> _Stated goal_
All lines holding the string "style" are to be shown.

══════════════════════════════

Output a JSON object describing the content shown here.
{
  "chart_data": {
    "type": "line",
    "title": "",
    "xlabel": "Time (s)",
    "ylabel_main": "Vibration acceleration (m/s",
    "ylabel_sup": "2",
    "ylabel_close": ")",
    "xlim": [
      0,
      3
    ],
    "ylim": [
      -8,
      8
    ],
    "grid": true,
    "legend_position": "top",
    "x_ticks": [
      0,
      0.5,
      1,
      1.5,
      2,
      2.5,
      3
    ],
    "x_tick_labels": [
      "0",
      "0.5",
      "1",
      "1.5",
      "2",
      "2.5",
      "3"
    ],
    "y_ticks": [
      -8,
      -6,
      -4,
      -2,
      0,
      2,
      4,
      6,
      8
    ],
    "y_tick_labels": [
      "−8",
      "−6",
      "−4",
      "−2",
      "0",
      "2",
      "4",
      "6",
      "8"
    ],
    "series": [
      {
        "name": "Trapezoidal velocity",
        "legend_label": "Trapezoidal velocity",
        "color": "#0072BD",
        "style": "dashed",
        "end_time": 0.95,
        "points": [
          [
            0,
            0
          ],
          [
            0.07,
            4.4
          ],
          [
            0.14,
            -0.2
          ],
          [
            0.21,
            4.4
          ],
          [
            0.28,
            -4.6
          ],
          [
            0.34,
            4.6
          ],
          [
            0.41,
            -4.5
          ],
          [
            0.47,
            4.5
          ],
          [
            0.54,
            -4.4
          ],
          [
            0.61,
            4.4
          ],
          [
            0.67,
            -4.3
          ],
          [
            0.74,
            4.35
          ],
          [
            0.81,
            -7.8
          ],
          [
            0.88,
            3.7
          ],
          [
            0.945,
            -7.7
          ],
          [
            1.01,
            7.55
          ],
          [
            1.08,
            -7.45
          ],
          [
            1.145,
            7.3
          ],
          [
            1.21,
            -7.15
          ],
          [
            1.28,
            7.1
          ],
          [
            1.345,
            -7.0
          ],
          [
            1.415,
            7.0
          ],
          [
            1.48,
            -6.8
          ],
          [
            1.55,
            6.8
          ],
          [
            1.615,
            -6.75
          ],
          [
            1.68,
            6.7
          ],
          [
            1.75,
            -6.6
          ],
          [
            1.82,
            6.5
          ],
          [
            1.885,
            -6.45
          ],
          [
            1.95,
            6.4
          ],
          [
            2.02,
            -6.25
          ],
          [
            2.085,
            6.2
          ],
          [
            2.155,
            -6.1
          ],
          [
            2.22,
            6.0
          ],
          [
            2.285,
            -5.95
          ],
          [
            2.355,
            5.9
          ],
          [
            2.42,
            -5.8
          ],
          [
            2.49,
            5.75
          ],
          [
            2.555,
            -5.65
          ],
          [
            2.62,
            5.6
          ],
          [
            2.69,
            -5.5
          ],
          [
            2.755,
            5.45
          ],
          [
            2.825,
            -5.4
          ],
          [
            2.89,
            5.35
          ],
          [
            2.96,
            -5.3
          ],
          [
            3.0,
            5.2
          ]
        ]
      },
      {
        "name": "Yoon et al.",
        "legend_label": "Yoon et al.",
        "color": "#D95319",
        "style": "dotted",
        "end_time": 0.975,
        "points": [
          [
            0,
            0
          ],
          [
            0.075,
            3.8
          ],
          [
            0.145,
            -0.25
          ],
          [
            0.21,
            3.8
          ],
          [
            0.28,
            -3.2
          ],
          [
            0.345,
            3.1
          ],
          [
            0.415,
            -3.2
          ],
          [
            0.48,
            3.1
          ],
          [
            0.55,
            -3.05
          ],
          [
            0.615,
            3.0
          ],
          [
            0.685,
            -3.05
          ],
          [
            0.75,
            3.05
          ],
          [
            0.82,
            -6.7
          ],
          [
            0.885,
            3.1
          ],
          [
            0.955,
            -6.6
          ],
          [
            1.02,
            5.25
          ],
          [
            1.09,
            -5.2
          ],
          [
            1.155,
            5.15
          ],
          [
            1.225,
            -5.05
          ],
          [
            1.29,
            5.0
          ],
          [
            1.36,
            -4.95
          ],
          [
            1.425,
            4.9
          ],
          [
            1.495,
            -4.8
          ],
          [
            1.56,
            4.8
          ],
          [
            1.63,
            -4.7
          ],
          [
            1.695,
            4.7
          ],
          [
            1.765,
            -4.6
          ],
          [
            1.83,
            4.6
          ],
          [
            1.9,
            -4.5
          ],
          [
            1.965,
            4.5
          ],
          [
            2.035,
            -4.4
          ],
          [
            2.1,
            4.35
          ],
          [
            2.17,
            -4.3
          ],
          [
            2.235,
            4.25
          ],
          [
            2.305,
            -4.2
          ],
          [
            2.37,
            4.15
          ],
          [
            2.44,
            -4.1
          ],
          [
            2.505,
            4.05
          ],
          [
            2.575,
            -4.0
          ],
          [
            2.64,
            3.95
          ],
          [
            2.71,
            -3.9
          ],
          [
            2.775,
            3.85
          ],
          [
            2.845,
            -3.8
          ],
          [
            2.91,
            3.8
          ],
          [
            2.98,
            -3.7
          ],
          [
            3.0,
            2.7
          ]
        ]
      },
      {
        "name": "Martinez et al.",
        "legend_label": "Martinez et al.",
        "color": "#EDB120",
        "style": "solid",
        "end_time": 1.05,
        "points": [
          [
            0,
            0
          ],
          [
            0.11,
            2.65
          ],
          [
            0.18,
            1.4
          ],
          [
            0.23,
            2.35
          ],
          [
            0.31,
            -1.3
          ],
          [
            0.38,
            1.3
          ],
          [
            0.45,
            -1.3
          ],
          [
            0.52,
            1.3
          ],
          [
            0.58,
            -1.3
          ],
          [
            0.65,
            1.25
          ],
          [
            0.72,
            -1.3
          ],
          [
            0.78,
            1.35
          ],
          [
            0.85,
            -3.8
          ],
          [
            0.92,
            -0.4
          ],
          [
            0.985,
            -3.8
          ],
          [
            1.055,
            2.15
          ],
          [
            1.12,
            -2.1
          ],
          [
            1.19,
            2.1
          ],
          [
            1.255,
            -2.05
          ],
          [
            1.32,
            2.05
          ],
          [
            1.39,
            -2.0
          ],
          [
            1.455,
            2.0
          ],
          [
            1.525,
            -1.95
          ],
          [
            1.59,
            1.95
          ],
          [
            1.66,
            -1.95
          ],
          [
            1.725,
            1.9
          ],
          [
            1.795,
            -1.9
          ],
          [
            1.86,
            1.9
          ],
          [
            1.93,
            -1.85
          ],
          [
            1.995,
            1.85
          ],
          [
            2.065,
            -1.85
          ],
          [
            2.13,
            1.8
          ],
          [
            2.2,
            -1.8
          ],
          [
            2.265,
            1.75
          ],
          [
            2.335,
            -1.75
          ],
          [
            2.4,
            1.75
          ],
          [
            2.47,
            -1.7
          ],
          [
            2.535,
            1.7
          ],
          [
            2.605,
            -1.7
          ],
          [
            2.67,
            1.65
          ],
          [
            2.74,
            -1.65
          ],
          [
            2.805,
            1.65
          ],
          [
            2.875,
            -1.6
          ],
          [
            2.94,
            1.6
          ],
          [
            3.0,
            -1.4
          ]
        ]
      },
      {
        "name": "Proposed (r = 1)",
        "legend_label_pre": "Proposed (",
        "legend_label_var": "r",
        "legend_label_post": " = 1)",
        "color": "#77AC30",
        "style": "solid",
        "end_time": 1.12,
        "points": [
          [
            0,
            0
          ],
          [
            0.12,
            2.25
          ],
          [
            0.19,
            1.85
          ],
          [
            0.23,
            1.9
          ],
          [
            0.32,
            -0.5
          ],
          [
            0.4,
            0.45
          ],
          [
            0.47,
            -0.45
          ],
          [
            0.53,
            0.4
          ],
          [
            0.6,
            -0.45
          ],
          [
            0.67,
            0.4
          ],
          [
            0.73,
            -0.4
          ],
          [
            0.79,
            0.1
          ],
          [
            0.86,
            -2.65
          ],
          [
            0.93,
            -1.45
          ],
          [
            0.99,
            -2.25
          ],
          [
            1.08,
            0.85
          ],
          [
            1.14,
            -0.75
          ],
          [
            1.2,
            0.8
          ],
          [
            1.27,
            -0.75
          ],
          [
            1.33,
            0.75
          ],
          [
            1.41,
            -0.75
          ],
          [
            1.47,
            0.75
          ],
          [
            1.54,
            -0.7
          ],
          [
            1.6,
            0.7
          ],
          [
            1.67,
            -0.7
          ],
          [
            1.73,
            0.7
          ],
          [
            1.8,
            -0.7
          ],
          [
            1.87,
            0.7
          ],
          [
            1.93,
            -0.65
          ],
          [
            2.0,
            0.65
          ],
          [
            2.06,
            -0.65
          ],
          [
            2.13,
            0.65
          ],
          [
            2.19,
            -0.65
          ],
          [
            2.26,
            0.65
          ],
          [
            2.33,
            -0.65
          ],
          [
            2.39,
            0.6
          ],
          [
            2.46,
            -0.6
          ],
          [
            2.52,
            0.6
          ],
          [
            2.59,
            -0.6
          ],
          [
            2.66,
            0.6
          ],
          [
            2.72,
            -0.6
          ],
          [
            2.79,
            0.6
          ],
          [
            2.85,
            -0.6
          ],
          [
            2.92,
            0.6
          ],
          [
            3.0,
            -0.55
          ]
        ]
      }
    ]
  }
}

══════════════════════════════

> _Final result_
        "style": "dashed",
        "style": "dotted",
        "style": "solid",
        "style": "solid",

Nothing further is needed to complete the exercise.